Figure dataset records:
|---|
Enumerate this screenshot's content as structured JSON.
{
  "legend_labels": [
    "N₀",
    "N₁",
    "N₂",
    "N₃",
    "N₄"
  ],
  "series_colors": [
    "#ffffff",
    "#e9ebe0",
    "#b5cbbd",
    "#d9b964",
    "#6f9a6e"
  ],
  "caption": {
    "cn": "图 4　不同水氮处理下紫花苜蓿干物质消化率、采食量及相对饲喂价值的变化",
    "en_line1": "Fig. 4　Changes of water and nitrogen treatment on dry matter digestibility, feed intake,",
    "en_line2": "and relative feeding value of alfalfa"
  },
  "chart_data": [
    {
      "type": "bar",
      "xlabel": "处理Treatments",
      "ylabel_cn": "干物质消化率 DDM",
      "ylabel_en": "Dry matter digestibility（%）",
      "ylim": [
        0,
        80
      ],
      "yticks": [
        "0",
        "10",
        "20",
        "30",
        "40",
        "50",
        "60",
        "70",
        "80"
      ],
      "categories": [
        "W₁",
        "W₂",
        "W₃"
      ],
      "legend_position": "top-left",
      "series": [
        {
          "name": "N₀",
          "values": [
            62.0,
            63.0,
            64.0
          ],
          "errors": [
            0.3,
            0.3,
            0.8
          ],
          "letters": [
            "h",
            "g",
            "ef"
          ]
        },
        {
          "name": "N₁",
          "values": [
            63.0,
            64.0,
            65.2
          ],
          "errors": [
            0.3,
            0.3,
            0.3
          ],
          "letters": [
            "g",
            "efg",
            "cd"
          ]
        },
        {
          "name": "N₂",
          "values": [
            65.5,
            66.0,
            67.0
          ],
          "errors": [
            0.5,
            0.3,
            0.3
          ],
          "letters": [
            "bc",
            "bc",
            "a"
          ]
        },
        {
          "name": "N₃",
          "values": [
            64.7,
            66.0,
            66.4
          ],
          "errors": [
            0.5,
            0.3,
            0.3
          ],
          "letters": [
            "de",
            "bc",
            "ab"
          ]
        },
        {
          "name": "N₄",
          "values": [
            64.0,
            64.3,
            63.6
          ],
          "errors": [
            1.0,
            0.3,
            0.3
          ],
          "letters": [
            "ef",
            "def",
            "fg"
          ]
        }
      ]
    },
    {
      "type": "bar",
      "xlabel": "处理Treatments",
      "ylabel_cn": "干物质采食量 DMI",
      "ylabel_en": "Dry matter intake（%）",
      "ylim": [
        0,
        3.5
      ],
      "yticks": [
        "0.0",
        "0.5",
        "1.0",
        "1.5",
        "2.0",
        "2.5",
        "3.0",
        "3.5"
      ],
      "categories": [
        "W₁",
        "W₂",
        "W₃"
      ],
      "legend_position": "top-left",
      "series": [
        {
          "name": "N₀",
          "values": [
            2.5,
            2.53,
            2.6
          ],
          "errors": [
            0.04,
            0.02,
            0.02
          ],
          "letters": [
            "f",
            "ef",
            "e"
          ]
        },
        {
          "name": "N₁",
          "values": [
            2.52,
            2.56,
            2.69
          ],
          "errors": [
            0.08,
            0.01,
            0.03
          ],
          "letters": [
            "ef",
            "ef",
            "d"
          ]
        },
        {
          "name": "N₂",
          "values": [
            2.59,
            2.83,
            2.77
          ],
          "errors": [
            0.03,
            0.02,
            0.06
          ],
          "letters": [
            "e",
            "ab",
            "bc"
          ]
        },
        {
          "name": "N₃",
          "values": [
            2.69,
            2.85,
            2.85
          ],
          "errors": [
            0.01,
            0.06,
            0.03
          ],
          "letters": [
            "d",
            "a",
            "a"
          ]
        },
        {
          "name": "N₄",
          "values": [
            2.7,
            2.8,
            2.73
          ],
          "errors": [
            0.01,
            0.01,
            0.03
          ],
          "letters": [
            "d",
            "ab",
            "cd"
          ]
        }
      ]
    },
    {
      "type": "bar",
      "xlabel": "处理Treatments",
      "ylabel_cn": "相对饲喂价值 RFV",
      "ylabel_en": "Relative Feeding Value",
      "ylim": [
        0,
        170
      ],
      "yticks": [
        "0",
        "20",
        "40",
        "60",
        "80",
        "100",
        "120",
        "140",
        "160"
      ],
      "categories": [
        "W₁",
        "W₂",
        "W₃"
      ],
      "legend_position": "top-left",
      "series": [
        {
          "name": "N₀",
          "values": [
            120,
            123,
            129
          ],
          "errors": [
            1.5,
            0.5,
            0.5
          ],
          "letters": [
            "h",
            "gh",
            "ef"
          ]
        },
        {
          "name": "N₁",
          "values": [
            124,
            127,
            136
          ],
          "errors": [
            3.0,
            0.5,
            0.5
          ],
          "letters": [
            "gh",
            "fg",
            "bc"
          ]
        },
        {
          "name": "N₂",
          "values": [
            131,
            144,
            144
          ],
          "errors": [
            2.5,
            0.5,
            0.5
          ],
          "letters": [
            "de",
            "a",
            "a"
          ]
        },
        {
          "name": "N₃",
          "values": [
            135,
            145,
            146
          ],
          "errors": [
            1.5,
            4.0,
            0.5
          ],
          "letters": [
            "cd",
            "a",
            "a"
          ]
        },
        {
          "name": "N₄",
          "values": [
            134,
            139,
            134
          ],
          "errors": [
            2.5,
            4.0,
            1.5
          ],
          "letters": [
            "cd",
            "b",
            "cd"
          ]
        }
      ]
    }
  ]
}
|---|
Where a line above contains the string "matter", copy that line.

    "en_line1": "Fig. 4　Changes of water and nitrogen treatment on dry matter digestibility, feed intake,",
      "ylabel_en": "Dry matter digestibility（%）",
      "ylabel_en": "Dry matter intake（%）",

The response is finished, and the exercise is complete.